* [Aim]:
Return all of the entries exactly as written.

* [Data section]:

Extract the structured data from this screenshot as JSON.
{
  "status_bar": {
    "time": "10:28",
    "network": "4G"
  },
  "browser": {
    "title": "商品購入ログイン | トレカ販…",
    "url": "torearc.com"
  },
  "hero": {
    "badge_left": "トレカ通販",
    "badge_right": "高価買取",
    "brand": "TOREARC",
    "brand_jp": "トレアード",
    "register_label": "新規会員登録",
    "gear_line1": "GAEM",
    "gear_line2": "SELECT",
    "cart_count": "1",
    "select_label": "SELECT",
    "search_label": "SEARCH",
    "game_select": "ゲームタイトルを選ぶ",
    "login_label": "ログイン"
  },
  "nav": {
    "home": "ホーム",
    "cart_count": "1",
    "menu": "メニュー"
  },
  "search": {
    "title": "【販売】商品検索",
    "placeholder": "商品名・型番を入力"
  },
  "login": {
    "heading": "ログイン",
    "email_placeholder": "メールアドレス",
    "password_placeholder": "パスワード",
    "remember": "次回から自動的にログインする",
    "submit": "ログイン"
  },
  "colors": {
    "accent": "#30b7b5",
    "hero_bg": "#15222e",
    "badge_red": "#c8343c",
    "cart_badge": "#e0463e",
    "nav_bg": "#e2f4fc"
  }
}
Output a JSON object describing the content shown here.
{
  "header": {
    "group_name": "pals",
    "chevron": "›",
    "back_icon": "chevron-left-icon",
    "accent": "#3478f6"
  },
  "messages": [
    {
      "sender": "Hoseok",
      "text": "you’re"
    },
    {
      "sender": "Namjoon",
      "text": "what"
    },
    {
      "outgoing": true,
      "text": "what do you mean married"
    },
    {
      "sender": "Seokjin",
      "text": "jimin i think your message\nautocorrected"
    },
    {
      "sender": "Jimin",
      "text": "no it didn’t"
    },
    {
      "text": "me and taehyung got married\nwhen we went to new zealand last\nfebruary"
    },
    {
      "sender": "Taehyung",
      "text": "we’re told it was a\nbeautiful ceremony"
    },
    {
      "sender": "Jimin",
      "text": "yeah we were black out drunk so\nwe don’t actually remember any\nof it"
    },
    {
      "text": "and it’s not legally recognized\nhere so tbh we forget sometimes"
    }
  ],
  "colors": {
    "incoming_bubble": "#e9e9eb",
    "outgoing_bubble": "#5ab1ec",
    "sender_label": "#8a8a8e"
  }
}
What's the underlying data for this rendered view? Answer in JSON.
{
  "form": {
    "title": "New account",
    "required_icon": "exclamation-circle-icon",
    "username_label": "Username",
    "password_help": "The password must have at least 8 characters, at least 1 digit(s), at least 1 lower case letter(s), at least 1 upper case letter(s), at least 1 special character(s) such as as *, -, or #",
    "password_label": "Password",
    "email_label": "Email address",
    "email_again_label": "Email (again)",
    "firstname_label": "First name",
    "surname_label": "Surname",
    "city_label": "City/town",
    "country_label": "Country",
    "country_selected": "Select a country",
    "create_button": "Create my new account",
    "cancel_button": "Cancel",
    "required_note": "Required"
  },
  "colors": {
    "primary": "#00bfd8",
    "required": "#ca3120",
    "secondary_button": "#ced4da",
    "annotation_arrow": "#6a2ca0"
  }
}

* [Exercise solution]:
Extract the structured data from this screenshot as JSON.
{
  "status_bar": {
    "time": "10:28",
    "network": "4G"
  },
  "browser": {
    "title": "商品購入ログイン | トレカ販…",
    "url": "torearc.com"
  },
  "hero": {
    "badge_left": "トレカ通販",
    "badge_right": "高価買取",
    "brand": "TOREARC",
    "brand_jp": "トレアード",
    "register_label": "新規会員登録",
    "gear_line1": "GAEM",
    "gear_line2": "SELECT",
    "cart_count": "1",
    "select_label": "SELECT",
    "search_label": "SEARCH",
    "game_select": "ゲームタイトルを選ぶ",
    "login_label": "ログイン"
  },
  "nav": {
    "home": "ホーム",
    "cart_count": "1",
    "menu": "メニュー"
  },
  "search": {
    "title": "【販売】商品検索",
    "placeholder": "商品名・型番を入力"
  },
  "login": {
    "heading": "ログイン",
    "email_placeholder": "メールアドレス",
    "password_placeholder": "パスワード",
    "remember": "次回から自動的にログインする",
    "submit": "ログイン"
  },
  "colors": {
    "accent": "#30b7b5",
    "hero_bg": "#15222e",
    "badge_red": "#c8343c",
    "cart_badge": "#e0463e",
    "nav_bg": "#e2f4fc"
  }
}
Output a JSON object describing the content shown here.
{
  "header": {
    "group_name": "pals",
    "chevron": "›",
    "back_icon": "chevron-left-icon",
    "accent": "#3478f6"
  },
  "messages": [
    {
      "sender": "Hoseok",
      "text": "you’re"
    },
    {
      "sender": "Namjoon",
      "text": "what"
    },
    {
      "outgoing": true,
      "text": "what do you mean married"
    },
    {
      "sender": "Seokjin",
      "text": "jimin i think your message\nautocorrected"
    },
    {
      "sender": "Jimin",
      "text": "no it didn’t"
    },
    {
      "text": "me and taehyung got married\nwhen we went to new zealand last\nfebruary"
    },
    {
      "sender": "Taehyung",
      "text": "we’re told it was a\nbeautiful ceremony"
    },
    {
      "sender": "Jimin",
      "text": "yeah we were black out drunk so\nwe don’t actually remember any\nof it"
    },
    {
      "text": "and it’s not legally recognized\nhere so tbh we forget sometimes"
    }
  ],
  "colors": {
    "incoming_bubble": "#e9e9eb",
    "outgoing_bubble": "#5ab1ec",
    "sender_label": "#8a8a8e"
  }
}
What's the underlying data for this rendered view? Answer in JSON.
{
  "form": {
    "title": "New account",
    "required_icon": "exclamation-circle-icon",
    "username_label": "Username",
    "password_help": "The password must have at least 8 characters, at least 1 digit(s), at least 1 lower case letter(s), at least 1 upper case letter(s), at least 1 special character(s) such as as *, -, or #",
    "password_label": "Password",
    "email_label": "Email address",
    "email_again_label": "Email (again)",
    "firstname_label": "First name",
    "surname_label": "Surname",
    "city_label": "City/town",
    "country_label": "Country",
    "country_selected": "Select a country",
    "create_button": "Create my new account",
    "cancel_button": "Cancel",
    "required_note": "Required"
  },
  "colors": {
    "primary": "#00bfd8",
    "required": "#ca3120",
    "secondary_button": "#ced4da",
    "annotation_arrow": "#6a2ca0"
  }
}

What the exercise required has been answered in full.